___ INPUT FOR THIS TASK ___

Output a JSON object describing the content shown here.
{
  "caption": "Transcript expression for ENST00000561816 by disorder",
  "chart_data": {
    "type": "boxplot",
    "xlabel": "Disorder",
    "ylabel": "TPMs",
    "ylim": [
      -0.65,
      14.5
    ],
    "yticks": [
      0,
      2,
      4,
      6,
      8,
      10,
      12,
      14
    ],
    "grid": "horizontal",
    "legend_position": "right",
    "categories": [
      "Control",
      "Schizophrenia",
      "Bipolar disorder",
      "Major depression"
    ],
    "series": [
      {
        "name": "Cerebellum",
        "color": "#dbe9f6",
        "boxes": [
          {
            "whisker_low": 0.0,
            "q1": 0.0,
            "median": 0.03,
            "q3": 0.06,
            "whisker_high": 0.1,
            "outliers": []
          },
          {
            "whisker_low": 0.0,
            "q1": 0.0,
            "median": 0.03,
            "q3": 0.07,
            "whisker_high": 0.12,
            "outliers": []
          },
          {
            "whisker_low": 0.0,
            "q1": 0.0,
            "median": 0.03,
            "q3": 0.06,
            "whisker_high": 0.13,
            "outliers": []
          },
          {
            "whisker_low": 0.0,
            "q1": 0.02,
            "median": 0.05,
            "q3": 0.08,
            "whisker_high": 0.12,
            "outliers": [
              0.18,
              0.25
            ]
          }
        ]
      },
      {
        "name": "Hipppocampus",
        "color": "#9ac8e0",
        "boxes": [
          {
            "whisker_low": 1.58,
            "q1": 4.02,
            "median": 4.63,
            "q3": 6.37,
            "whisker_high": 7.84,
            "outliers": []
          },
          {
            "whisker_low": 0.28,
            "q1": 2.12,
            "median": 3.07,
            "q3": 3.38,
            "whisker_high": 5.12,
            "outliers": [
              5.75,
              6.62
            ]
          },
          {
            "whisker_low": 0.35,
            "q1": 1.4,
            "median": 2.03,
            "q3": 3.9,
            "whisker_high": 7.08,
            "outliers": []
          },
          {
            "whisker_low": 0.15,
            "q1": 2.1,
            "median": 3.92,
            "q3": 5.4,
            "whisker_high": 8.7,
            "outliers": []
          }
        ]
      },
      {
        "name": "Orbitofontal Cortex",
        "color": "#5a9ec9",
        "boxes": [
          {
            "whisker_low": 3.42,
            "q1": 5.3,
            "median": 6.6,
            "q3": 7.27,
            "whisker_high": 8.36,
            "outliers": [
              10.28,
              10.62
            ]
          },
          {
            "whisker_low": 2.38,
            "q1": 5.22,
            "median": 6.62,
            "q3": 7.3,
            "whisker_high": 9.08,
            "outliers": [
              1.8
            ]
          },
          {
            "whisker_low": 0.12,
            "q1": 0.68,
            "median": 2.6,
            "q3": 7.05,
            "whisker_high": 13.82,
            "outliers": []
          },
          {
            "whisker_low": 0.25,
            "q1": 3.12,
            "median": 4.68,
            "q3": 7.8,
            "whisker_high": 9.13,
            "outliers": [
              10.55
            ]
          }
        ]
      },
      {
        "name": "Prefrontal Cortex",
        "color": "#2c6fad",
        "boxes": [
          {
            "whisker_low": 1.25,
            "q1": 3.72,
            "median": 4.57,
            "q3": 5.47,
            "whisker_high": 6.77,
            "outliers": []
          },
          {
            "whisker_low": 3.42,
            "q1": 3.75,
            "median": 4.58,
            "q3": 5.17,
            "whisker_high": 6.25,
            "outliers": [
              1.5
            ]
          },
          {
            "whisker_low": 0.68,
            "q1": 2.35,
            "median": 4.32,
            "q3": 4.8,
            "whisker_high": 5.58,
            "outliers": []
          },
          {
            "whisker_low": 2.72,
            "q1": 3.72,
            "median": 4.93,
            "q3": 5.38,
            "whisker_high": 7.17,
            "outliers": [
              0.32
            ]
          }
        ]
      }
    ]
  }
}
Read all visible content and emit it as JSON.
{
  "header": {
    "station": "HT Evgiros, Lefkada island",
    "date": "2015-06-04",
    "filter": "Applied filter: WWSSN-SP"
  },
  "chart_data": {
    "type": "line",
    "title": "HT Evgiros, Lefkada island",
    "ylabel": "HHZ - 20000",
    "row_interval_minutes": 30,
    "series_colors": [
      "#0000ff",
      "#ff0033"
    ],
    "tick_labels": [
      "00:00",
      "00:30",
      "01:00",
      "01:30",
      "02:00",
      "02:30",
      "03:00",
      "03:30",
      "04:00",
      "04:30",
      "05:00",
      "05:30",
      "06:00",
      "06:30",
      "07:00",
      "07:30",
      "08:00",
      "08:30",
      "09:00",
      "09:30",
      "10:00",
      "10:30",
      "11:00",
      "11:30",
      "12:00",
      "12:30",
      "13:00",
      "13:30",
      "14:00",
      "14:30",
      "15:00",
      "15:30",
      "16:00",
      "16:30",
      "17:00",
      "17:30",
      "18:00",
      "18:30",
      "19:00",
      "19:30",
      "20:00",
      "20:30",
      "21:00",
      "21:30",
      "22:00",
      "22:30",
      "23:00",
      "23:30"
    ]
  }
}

___

### EXERCISE BRIEF
Return nothing except the number of lines that include the string "Cortex".

### EXERCISE SOLUTION
2